▶ Exercise
Pull out every line in the data that has the string "player" in it.

Data entries

* Start *

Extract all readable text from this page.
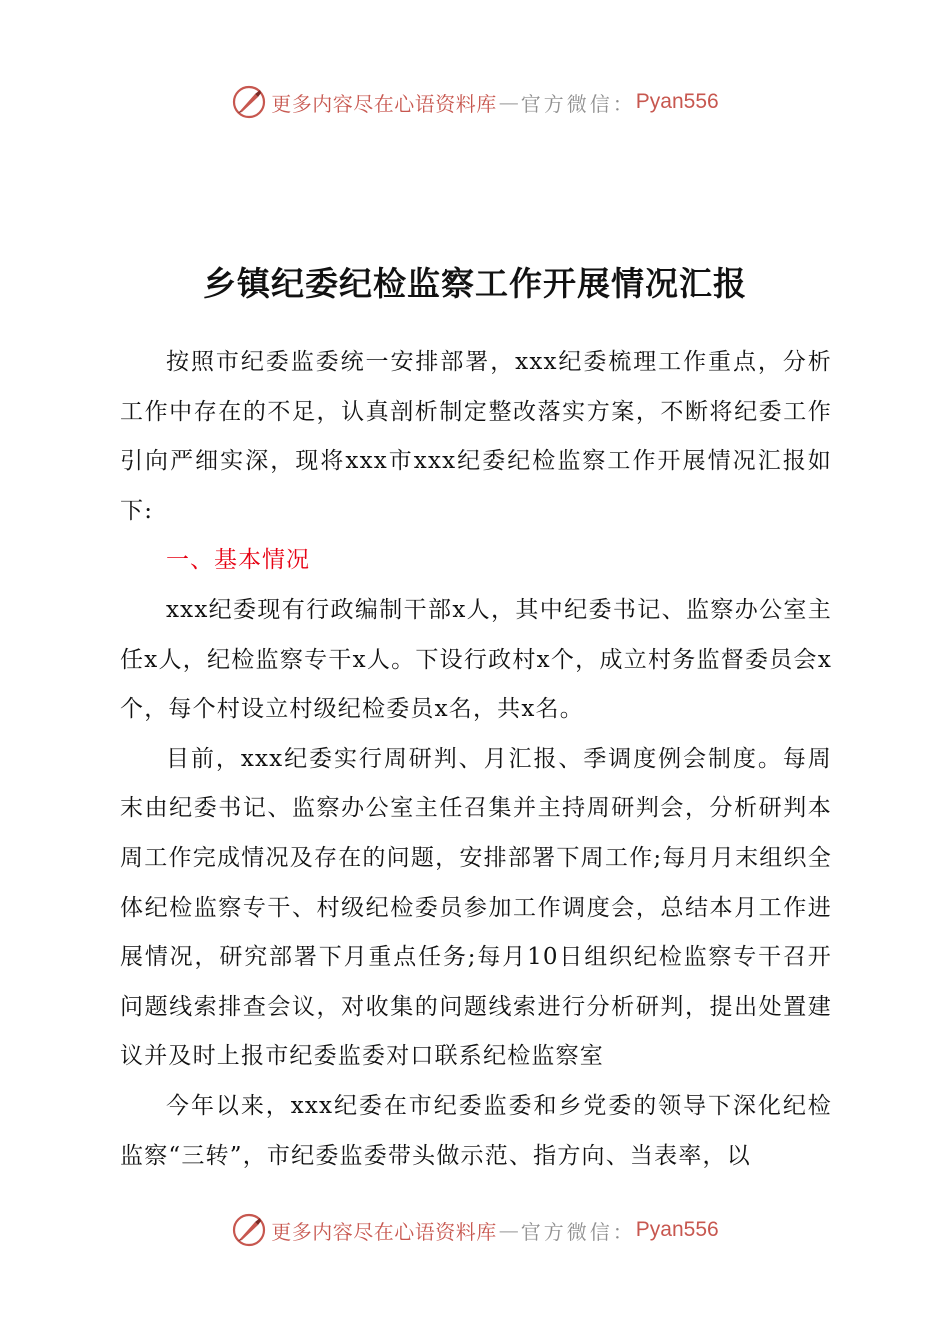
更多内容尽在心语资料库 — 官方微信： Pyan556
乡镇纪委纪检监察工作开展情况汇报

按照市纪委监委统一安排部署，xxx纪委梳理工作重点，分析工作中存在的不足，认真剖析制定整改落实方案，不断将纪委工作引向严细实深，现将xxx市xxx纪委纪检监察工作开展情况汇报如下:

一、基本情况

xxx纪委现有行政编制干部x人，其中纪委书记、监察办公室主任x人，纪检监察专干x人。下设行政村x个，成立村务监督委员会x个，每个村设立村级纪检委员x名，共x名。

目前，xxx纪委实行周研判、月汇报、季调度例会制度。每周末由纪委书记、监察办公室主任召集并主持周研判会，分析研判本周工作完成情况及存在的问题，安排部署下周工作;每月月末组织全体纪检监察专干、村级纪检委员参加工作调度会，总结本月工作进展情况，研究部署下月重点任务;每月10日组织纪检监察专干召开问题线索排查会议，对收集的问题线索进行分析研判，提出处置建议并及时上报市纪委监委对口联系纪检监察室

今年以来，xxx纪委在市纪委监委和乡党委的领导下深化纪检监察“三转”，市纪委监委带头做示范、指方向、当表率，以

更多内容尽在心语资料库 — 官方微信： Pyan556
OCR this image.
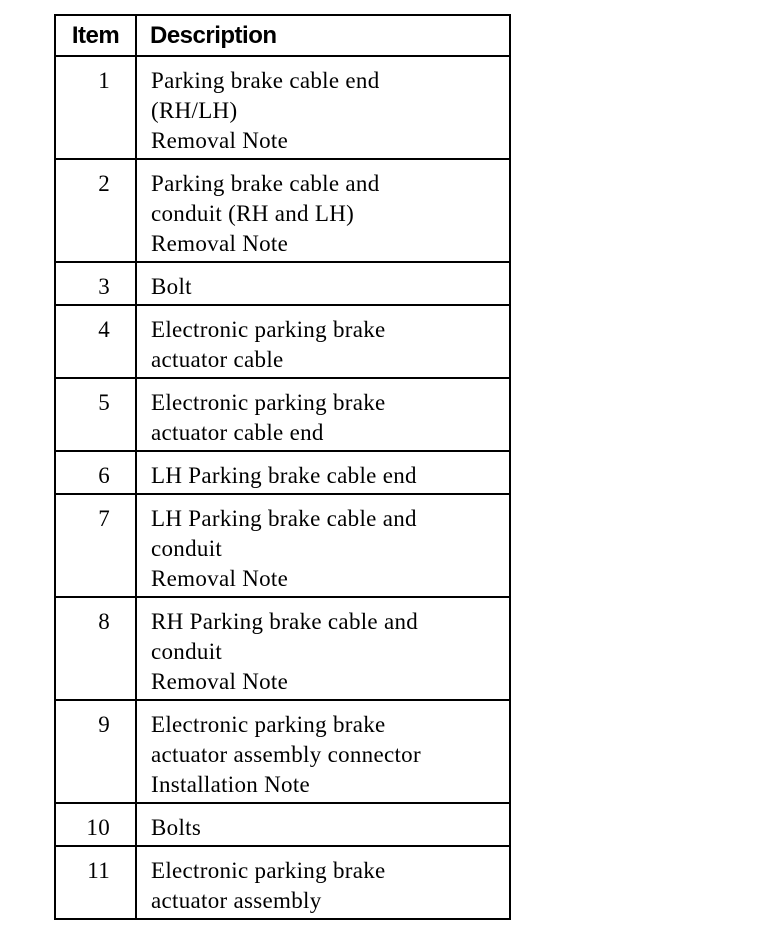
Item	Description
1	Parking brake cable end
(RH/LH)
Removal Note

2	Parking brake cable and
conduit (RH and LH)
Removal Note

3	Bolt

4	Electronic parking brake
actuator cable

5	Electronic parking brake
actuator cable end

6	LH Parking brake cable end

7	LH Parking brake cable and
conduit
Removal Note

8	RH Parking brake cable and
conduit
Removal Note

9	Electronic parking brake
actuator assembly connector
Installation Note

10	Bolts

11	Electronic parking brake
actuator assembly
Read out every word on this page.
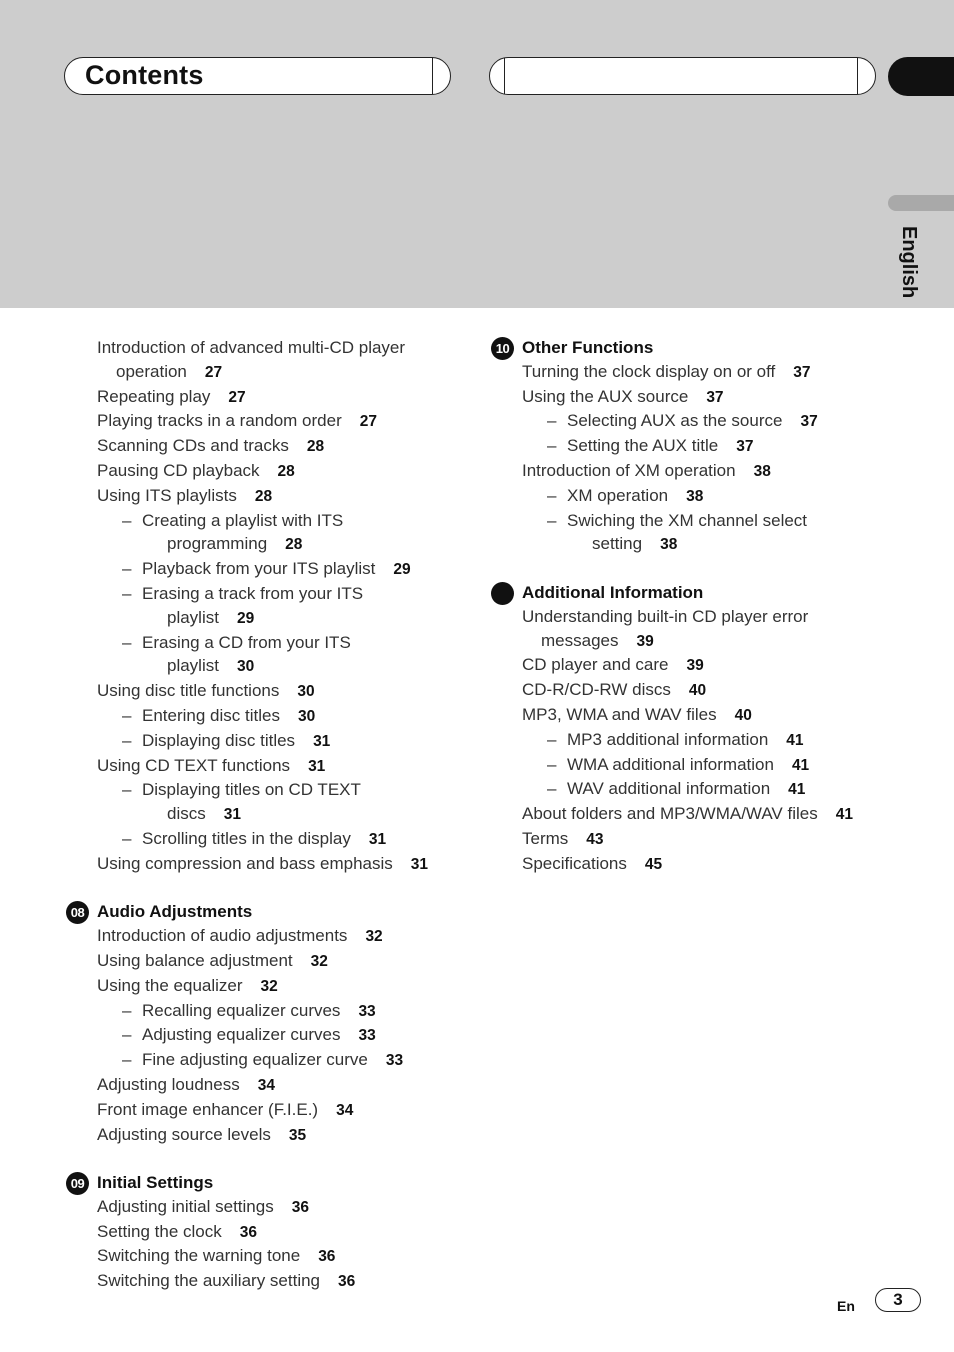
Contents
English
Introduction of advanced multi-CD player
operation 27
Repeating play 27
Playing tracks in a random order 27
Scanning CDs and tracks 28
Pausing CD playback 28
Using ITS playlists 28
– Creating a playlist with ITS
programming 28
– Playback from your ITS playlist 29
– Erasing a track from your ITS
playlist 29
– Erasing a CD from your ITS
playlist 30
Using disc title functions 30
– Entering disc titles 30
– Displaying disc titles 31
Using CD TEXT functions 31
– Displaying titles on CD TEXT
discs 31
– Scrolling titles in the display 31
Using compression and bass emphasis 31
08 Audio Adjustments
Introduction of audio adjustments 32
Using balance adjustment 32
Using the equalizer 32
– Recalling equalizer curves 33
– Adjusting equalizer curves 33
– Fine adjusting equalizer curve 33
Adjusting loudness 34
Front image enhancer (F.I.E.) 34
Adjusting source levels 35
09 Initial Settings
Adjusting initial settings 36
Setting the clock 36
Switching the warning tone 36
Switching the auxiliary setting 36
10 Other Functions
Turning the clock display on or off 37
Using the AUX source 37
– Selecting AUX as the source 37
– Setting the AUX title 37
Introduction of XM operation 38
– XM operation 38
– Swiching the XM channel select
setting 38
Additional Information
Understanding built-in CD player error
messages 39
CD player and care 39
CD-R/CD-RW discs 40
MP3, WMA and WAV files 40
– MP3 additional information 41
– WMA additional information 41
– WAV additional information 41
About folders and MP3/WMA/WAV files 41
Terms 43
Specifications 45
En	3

* End *

▶ Task solution
Introduction of advanced multi-CD player
Understanding built-in CD player error
CD player and care 39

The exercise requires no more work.